◆ TASK DIRECTIONS ◆
Can all of these lines be returned exactly?

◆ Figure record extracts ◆

+-------+

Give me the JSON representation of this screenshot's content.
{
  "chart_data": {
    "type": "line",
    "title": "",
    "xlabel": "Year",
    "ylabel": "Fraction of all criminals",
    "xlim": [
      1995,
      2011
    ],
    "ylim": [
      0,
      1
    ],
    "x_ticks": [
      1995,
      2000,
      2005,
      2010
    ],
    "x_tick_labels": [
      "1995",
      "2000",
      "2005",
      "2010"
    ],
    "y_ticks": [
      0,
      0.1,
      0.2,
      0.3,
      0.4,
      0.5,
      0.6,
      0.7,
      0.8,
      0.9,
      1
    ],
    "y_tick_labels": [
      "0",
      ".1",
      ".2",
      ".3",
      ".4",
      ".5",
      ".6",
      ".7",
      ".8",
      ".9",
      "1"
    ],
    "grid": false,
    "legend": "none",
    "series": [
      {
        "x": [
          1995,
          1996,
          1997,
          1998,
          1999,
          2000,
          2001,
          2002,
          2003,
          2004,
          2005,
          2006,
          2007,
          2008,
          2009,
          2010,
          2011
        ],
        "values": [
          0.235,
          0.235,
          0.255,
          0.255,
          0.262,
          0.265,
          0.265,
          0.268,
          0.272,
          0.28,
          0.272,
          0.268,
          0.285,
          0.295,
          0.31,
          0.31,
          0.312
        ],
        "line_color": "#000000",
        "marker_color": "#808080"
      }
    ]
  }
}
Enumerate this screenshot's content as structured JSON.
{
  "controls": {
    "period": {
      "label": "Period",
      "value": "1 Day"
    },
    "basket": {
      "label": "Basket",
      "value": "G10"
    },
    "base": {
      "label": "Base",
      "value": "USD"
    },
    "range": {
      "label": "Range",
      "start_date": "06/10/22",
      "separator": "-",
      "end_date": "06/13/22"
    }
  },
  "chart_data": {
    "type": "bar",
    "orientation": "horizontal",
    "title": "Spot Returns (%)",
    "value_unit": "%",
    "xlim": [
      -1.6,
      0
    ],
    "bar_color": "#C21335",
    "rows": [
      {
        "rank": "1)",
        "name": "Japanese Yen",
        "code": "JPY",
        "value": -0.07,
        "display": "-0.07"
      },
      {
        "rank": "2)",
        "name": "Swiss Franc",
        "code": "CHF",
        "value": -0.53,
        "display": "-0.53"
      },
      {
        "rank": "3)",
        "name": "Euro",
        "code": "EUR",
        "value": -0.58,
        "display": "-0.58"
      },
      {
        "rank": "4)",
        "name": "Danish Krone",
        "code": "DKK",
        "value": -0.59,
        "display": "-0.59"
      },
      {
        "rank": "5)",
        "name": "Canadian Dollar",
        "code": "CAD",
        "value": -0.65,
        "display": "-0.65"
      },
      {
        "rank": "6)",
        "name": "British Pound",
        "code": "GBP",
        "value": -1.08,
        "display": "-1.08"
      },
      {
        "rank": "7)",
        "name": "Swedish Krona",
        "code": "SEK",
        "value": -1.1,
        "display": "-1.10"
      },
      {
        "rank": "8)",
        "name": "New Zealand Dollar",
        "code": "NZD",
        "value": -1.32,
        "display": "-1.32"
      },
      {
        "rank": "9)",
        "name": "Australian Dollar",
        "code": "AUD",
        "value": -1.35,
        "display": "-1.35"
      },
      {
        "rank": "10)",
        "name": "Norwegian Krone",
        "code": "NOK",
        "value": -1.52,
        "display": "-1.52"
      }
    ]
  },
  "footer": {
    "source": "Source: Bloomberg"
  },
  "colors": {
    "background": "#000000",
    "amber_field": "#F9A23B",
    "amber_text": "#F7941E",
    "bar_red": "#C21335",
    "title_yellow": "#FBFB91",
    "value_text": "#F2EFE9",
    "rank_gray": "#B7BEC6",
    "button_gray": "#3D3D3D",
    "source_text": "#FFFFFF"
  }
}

+-------+

◆ FULL OUTPUT ◆
Give me the JSON representation of this screenshot's content.
{
  "chart_data": {
    "type": "line",
    "title": "",
    "xlabel": "Year",
    "ylabel": "Fraction of all criminals",
    "xlim": [
      1995,
      2011
    ],
    "ylim": [
      0,
      1
    ],
    "x_ticks": [
      1995,
      2000,
      2005,
      2010
    ],
    "x_tick_labels": [
      "1995",
      "2000",
      "2005",
      "2010"
    ],
    "y_ticks": [
      0,
      0.1,
      0.2,
      0.3,
      0.4,
      0.5,
      0.6,
      0.7,
      0.8,
      0.9,
      1
    ],
    "y_tick_labels": [
      "0",
      ".1",
      ".2",
      ".3",
      ".4",
      ".5",
      ".6",
      ".7",
      ".8",
      ".9",
      "1"
    ],
    "grid": false,
    "legend": "none",
    "series": [
      {
        "x": [
          1995,
          1996,
          1997,
          1998,
          1999,
          2000,
          2001,
          2002,
          2003,
          2004,
          2005,
          2006,
          2007,
          2008,
          2009,
          2010,
          2011
        ],
        "values": [
          0.235,
          0.235,
          0.255,
          0.255,
          0.262,
          0.265,
          0.265,
          0.268,
          0.272,
          0.28,
          0.272,
          0.268,
          0.285,
          0.295,
          0.31,
          0.31,
          0.312
        ],
        "line_color": "#000000",
        "marker_color": "#808080"
      }
    ]
  }
}
Enumerate this screenshot's content as structured JSON.
{
  "controls": {
    "period": {
      "label": "Period",
      "value": "1 Day"
    },
    "basket": {
      "label": "Basket",
      "value": "G10"
    },
    "base": {
      "label": "Base",
      "value": "USD"
    },
    "range": {
      "label": "Range",
      "start_date": "06/10/22",
      "separator": "-",
      "end_date": "06/13/22"
    }
  },
  "chart_data": {
    "type": "bar",
    "orientation": "horizontal",
    "title": "Spot Returns (%)",
    "value_unit": "%",
    "xlim": [
      -1.6,
      0
    ],
    "bar_color": "#C21335",
    "rows": [
      {
        "rank": "1)",
        "name": "Japanese Yen",
        "code": "JPY",
        "value": -0.07,
        "display": "-0.07"
      },
      {
        "rank": "2)",
        "name": "Swiss Franc",
        "code": "CHF",
        "value": -0.53,
        "display": "-0.53"
      },
      {
        "rank": "3)",
        "name": "Euro",
        "code": "EUR",
        "value": -0.58,
        "display": "-0.58"
      },
      {
        "rank": "4)",
        "name": "Danish Krone",
        "code": "DKK",
        "value": -0.59,
        "display": "-0.59"
      },
      {
        "rank": "5)",
        "name": "Canadian Dollar",
        "code": "CAD",
        "value": -0.65,
        "display": "-0.65"
      },
      {
        "rank": "6)",
        "name": "British Pound",
        "code": "GBP",
        "value": -1.08,
        "display": "-1.08"
      },
      {
        "rank": "7)",
        "name": "Swedish Krona",
        "code": "SEK",
        "value": -1.1,
        "display": "-1.10"
      },
      {
        "rank": "8)",
        "name": "New Zealand Dollar",
        "code": "NZD",
        "value": -1.32,
        "display": "-1.32"
      },
      {
        "rank": "9)",
        "name": "Australian Dollar",
        "code": "AUD",
        "value": -1.35,
        "display": "-1.35"
      },
      {
        "rank": "10)",
        "name": "Norwegian Krone",
        "code": "NOK",
        "value": -1.52,
        "display": "-1.52"
      }
    ]
  },
  "footer": {
    "source": "Source: Bloomberg"
  },
  "colors": {
    "background": "#000000",
    "amber_field": "#F9A23B",
    "amber_text": "#F7941E",
    "bar_red": "#C21335",
    "title_yellow": "#FBFB91",
    "value_text": "#F2EFE9",
    "rank_gray": "#B7BEC6",
    "button_gray": "#3D3D3D",
    "source_text": "#FFFFFF"
  }
}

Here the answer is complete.